++++ SUPPLIED DATA
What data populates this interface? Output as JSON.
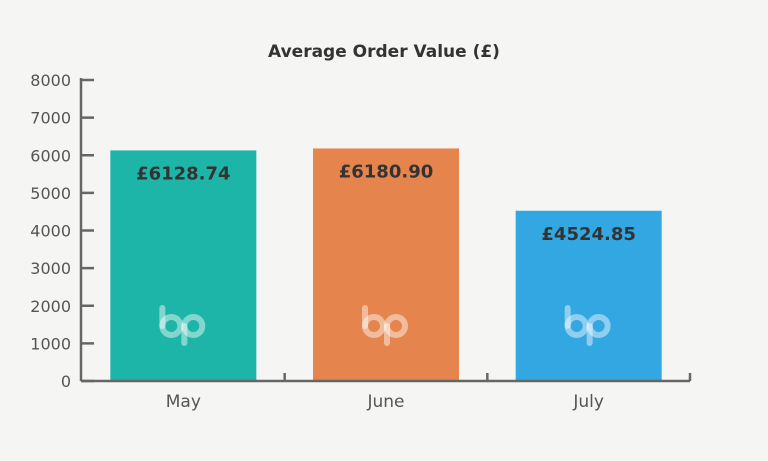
{
  "chart_data": {
    "type": "bar",
    "title": "Average Order Value (£)",
    "xlabel": "",
    "ylabel": "",
    "categories": [
      "May",
      "June",
      "July"
    ],
    "values": [
      6128.74,
      6180.9,
      4524.85
    ],
    "data_labels": [
      "£6128.74",
      "£6180.90",
      "£4524.85"
    ],
    "bar_colors": [
      "#1db5a7",
      "#e5854d",
      "#33a7e2"
    ],
    "ylim": [
      0,
      8000
    ],
    "yticks": [
      "0",
      "1000",
      "2000",
      "3000",
      "4000",
      "5000",
      "6000",
      "7000",
      "8000"
    ],
    "grid": false,
    "legend": "none",
    "watermark_icon": "bp-logo-icon"
  }
}
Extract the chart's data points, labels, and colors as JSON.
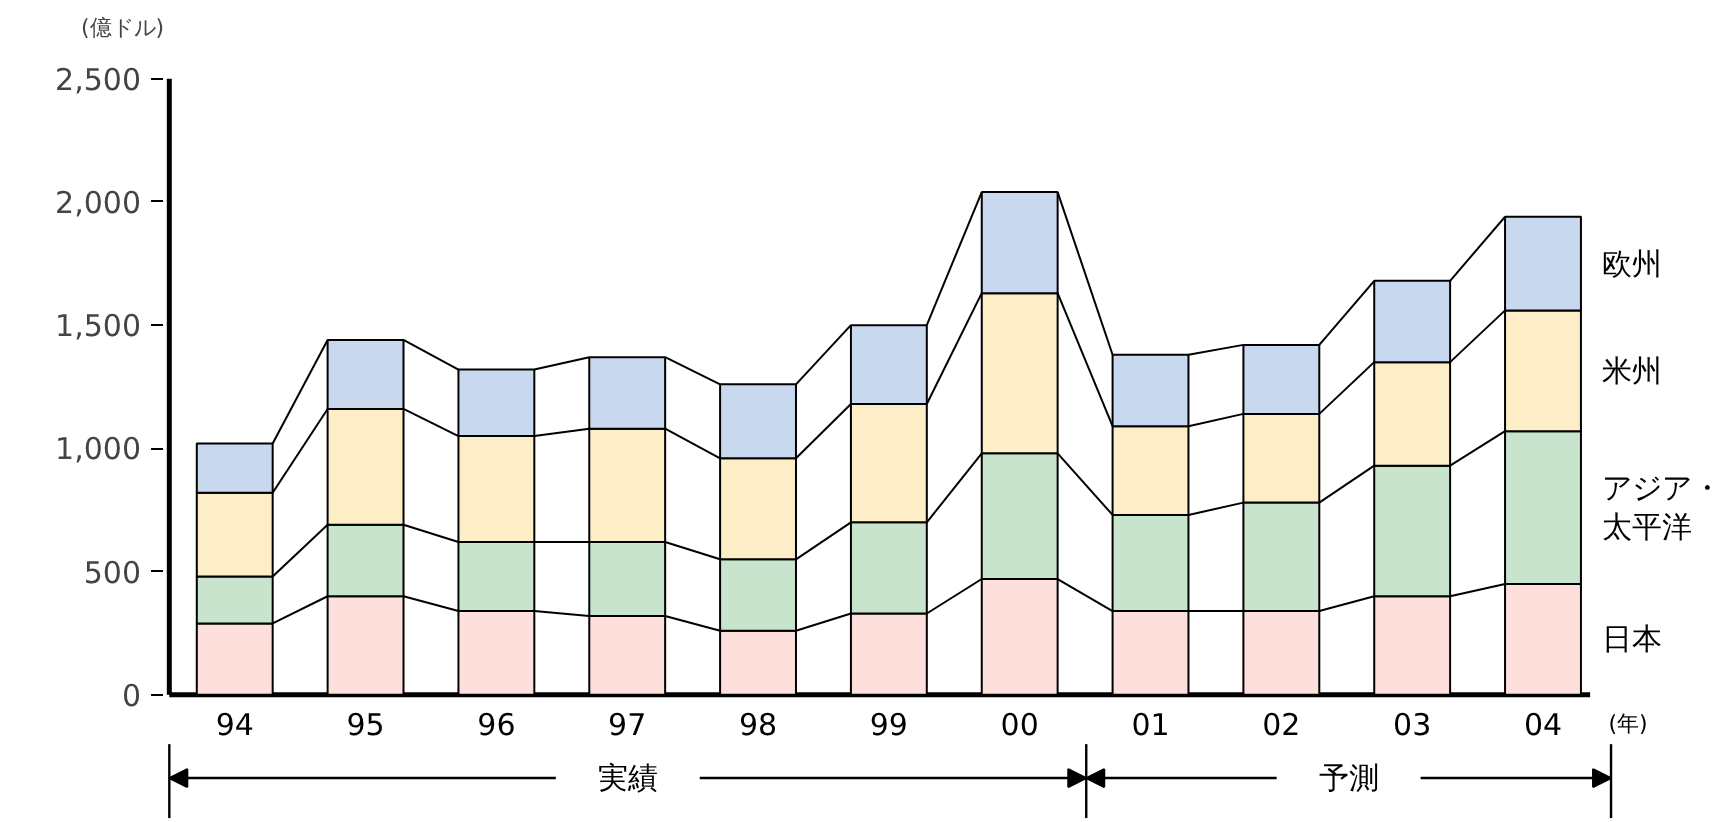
++++++++
DIRECTIONS FOR THIS TASK ▸ Leaving the pictures aside, transcribe the entire listing exactly.

WRITTEN RESPONSE ▸
What data populates this interface? Output as JSON.
{
  "chart_data": {
    "type": "bar",
    "title": "Average Order Value (£)",
    "xlabel": "",
    "ylabel": "",
    "categories": [
      "May",
      "June",
      "July"
    ],
    "values": [
      6128.74,
      6180.9,
      4524.85
    ],
    "data_labels": [
      "£6128.74",
      "£6180.90",
      "£4524.85"
    ],
    "bar_colors": [
      "#1db5a7",
      "#e5854d",
      "#33a7e2"
    ],
    "ylim": [
      0,
      8000
    ],
    "yticks": [
      "0",
      "1000",
      "2000",
      "3000",
      "4000",
      "5000",
      "6000",
      "7000",
      "8000"
    ],
    "grid": false,
    "legend": "none",
    "watermark_icon": "bp-logo-icon"
  }
}
Extract the chart's data points, labels, and colors as JSON.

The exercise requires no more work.